[Dataset items]
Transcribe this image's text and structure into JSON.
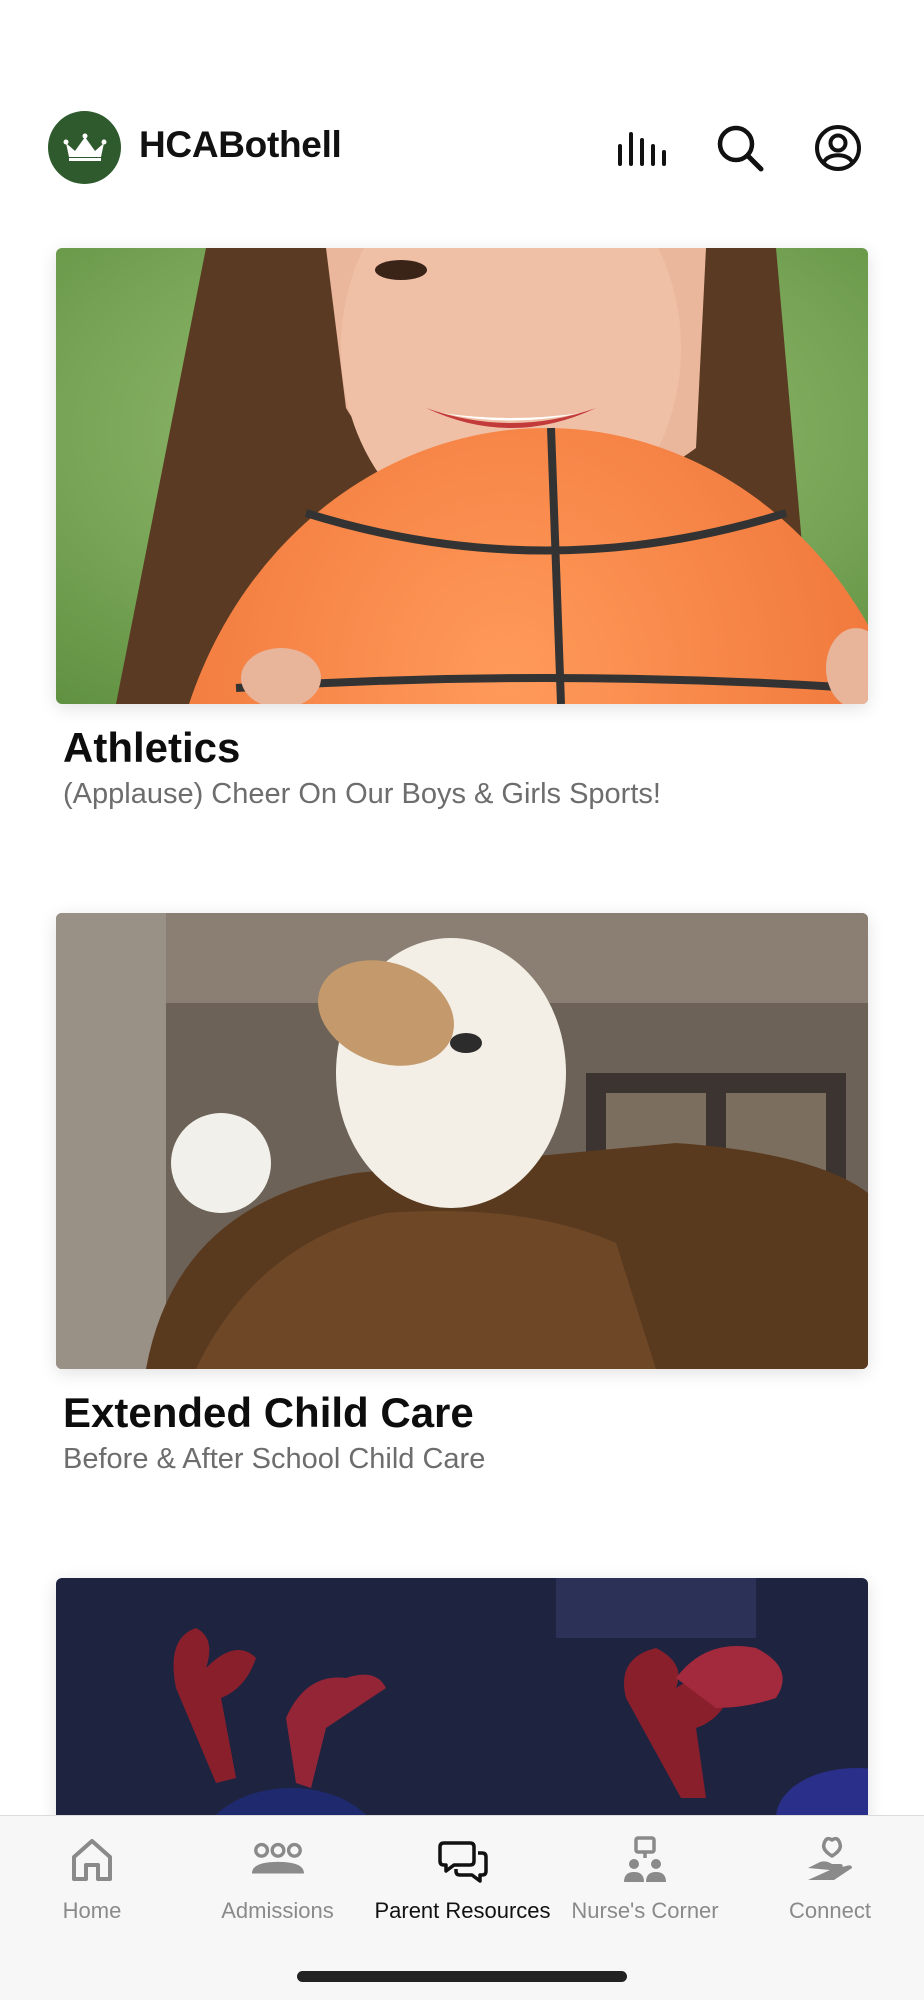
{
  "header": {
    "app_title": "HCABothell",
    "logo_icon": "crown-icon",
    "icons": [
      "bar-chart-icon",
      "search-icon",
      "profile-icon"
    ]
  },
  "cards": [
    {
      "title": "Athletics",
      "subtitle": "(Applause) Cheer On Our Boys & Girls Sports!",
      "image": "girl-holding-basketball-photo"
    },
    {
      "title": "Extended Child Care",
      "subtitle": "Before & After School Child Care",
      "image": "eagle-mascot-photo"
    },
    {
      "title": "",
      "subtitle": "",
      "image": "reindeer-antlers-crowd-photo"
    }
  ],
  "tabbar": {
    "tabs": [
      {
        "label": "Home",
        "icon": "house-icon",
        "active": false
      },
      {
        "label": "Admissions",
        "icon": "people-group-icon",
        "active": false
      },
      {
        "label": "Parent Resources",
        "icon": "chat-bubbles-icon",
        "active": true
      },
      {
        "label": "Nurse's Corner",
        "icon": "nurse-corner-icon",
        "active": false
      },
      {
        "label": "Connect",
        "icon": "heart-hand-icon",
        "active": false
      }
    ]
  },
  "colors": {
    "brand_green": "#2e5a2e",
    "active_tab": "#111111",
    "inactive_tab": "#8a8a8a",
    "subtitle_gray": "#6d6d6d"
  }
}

Exercise objective. Make an exact copy of the data above, pictures excluded.

Result for this task.
Transcribe this image's text and structure into JSON.
{
  "header": {
    "app_title": "HCABothell",
    "logo_icon": "crown-icon",
    "icons": [
      "bar-chart-icon",
      "search-icon",
      "profile-icon"
    ]
  },
  "cards": [
    {
      "title": "Athletics",
      "subtitle": "(Applause) Cheer On Our Boys & Girls Sports!",
      "image": "girl-holding-basketball-photo"
    },
    {
      "title": "Extended Child Care",
      "subtitle": "Before & After School Child Care",
      "image": "eagle-mascot-photo"
    },
    {
      "title": "",
      "subtitle": "",
      "image": "reindeer-antlers-crowd-photo"
    }
  ],
  "tabbar": {
    "tabs": [
      {
        "label": "Home",
        "icon": "house-icon",
        "active": false
      },
      {
        "label": "Admissions",
        "icon": "people-group-icon",
        "active": false
      },
      {
        "label": "Parent Resources",
        "icon": "chat-bubbles-icon",
        "active": true
      },
      {
        "label": "Nurse's Corner",
        "icon": "nurse-corner-icon",
        "active": false
      },
      {
        "label": "Connect",
        "icon": "heart-hand-icon",
        "active": false
      }
    ]
  },
  "colors": {
    "brand_green": "#2e5a2e",
    "active_tab": "#111111",
    "inactive_tab": "#8a8a8a",
    "subtitle_gray": "#6d6d6d"
  }
}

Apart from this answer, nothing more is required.